__Task prompt__.
Word for word, transcribe all of the records.

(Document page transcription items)
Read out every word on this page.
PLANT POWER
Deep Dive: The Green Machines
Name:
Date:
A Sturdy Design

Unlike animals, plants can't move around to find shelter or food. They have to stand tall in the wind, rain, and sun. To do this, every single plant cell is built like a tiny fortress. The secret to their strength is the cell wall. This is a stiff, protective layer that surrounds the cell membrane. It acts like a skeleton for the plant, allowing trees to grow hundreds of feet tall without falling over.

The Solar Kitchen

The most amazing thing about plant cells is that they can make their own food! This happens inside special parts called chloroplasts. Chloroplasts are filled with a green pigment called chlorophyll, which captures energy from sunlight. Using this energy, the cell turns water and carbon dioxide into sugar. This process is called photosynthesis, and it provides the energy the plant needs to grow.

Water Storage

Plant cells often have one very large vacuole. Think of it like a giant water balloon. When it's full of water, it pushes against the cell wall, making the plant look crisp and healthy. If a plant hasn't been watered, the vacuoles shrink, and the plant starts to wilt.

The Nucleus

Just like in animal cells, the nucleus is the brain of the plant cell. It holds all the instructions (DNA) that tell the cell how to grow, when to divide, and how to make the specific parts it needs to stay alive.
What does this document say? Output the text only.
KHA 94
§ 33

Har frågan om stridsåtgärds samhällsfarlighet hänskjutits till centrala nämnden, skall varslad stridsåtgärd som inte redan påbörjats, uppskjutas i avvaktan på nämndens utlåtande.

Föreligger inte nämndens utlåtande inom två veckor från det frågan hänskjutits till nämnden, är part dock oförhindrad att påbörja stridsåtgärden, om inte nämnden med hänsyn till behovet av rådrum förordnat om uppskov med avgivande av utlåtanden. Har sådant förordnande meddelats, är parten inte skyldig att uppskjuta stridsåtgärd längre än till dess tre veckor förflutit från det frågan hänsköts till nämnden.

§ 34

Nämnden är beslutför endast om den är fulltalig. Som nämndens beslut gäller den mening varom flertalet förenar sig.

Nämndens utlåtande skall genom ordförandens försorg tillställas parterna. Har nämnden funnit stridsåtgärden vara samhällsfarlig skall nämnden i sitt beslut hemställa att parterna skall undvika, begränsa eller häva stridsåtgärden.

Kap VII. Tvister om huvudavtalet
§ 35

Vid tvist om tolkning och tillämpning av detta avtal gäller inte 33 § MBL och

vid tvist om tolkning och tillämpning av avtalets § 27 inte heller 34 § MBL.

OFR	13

__Solution to the problem__.
Read out every word on this page.
PLANT POWER
Deep Dive: The Green Machines
Name:
Date:
A Sturdy Design

Unlike animals, plants can't move around to find shelter or food. They have to stand tall in the wind, rain, and sun. To do this, every single plant cell is built like a tiny fortress. The secret to their strength is the cell wall. This is a stiff, protective layer that surrounds the cell membrane. It acts like a skeleton for the plant, allowing trees to grow hundreds of feet tall without falling over.

The Solar Kitchen

The most amazing thing about plant cells is that they can make their own food! This happens inside special parts called chloroplasts. Chloroplasts are filled with a green pigment called chlorophyll, which captures energy from sunlight. Using this energy, the cell turns water and carbon dioxide into sugar. This process is called photosynthesis, and it provides the energy the plant needs to grow.

Water Storage

Plant cells often have one very large vacuole. Think of it like a giant water balloon. When it's full of water, it pushes against the cell wall, making the plant look crisp and healthy. If a plant hasn't been watered, the vacuoles shrink, and the plant starts to wilt.

The Nucleus

Just like in animal cells, the nucleus is the brain of the plant cell. It holds all the instructions (DNA) that tell the cell how to grow, when to divide, and how to make the specific parts it needs to stay alive.
What does this document say? Output the text only.
KHA 94
§ 33

Har frågan om stridsåtgärds samhällsfarlighet hänskjutits till centrala nämnden, skall varslad stridsåtgärd som inte redan påbörjats, uppskjutas i avvaktan på nämndens utlåtande.

Föreligger inte nämndens utlåtande inom två veckor från det frågan hänskjutits till nämnden, är part dock oförhindrad att påbörja stridsåtgärden, om inte nämnden med hänsyn till behovet av rådrum förordnat om uppskov med avgivande av utlåtanden. Har sådant förordnande meddelats, är parten inte skyldig att uppskjuta stridsåtgärd längre än till dess tre veckor förflutit från det frågan hänsköts till nämnden.

§ 34

Nämnden är beslutför endast om den är fulltalig. Som nämndens beslut gäller den mening varom flertalet förenar sig.

Nämndens utlåtande skall genom ordförandens försorg tillställas parterna. Har nämnden funnit stridsåtgärden vara samhällsfarlig skall nämnden i sitt beslut hemställa att parterna skall undvika, begränsa eller häva stridsåtgärden.

Kap VII. Tvister om huvudavtalet
§ 35

Vid tvist om tolkning och tillämpning av detta avtal gäller inte 33 § MBL och

vid tvist om tolkning och tillämpning av avtalets § 27 inte heller 34 § MBL.

OFR	13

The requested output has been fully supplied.